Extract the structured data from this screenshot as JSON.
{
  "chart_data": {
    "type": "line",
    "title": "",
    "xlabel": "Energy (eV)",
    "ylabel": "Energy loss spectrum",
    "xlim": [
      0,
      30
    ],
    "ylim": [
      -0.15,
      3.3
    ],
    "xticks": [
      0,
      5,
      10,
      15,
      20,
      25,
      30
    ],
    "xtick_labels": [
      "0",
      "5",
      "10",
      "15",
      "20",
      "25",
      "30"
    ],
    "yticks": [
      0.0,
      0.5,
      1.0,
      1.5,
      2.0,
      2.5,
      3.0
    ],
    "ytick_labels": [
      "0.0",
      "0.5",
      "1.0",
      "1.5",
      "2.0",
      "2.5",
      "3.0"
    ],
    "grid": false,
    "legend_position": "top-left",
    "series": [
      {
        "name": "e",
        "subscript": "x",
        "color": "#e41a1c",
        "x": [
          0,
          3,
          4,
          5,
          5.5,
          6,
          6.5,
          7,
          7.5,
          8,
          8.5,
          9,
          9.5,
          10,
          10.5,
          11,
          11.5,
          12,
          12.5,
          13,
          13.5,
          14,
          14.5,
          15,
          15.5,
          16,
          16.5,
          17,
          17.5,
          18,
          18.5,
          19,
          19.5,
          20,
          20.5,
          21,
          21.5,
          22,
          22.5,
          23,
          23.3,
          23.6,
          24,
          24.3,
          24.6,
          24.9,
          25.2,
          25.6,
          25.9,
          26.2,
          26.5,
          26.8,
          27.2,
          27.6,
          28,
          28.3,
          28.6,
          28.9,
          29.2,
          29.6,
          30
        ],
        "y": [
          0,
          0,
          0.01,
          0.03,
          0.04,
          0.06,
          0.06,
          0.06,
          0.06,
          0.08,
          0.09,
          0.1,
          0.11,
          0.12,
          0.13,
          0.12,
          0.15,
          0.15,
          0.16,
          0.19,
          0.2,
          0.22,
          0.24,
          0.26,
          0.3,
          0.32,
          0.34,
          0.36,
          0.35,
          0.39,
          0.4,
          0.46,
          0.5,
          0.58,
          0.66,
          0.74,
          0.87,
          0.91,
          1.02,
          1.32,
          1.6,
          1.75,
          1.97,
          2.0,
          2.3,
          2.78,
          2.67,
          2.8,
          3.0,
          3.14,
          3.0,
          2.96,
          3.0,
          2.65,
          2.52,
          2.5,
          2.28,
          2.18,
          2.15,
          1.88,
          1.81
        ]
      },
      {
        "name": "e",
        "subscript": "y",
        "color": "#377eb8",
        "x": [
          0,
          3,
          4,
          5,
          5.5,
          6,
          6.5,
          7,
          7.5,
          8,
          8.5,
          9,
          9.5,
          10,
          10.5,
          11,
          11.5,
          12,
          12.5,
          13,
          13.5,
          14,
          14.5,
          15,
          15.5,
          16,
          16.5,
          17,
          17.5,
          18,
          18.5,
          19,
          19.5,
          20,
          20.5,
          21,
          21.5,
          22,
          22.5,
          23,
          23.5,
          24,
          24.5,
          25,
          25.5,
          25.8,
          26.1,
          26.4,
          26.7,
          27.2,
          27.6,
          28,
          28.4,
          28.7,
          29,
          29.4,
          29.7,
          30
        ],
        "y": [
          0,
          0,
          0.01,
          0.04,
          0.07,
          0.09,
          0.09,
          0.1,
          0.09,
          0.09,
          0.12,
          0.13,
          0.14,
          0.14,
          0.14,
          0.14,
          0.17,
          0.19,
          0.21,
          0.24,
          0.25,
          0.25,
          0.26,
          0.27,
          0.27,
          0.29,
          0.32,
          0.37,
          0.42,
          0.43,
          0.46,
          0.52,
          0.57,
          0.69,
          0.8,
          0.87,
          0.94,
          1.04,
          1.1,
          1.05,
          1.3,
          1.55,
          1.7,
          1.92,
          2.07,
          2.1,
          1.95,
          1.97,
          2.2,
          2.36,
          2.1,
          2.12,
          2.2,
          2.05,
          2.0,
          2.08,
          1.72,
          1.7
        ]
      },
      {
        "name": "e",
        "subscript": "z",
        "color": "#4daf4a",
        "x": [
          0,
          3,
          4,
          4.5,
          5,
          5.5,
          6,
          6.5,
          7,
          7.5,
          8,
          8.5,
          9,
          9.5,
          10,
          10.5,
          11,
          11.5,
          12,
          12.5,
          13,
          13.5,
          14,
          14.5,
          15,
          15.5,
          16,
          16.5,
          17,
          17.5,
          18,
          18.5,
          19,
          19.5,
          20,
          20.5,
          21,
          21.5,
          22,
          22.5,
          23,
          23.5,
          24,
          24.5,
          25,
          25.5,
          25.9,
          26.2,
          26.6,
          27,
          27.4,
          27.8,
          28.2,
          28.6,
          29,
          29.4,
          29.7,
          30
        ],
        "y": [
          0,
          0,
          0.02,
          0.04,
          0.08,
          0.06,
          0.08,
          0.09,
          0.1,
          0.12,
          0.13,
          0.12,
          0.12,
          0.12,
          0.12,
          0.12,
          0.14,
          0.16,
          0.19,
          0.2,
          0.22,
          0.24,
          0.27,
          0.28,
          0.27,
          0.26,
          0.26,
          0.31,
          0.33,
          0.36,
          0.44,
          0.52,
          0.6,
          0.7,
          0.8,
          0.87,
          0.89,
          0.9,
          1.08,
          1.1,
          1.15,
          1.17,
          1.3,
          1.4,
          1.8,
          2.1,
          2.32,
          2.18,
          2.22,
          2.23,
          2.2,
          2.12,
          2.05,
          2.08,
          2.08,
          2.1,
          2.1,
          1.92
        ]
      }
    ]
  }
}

==

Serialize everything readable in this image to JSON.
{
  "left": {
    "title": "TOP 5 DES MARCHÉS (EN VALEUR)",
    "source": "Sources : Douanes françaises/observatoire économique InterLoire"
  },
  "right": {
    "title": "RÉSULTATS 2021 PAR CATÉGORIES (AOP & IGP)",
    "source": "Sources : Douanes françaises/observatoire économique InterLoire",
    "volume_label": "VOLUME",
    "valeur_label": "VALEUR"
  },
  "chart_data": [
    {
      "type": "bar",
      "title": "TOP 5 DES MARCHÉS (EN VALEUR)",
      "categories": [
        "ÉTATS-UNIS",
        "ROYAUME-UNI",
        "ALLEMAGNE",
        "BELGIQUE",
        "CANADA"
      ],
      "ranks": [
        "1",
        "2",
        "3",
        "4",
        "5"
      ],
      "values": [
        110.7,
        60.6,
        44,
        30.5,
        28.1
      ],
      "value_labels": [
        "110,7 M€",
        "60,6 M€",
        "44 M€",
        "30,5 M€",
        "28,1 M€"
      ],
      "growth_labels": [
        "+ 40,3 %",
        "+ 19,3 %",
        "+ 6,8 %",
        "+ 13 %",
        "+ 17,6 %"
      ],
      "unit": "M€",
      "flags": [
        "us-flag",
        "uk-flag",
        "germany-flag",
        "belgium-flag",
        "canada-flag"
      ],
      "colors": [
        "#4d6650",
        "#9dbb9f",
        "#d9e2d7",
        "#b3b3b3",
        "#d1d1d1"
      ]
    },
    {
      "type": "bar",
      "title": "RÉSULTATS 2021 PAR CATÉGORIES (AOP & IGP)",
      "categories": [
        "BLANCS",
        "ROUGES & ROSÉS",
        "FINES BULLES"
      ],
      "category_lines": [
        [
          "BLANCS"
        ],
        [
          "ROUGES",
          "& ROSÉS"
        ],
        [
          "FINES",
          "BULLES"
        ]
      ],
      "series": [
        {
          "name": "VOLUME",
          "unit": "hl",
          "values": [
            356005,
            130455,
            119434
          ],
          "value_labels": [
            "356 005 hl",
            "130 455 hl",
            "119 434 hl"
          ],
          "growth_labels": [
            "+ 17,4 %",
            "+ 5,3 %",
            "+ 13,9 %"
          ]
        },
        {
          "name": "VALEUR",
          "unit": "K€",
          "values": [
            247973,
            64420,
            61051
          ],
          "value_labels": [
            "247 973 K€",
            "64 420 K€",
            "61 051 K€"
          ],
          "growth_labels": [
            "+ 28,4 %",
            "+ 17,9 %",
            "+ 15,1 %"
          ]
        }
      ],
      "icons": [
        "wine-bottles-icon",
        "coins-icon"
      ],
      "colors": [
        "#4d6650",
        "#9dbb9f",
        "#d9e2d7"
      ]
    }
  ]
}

What is needed
Copy each line of the preceding data that contains the string "JSON".

Written response
Extract the structured data from this screenshot as JSON.
Serialize everything readable in this image to JSON.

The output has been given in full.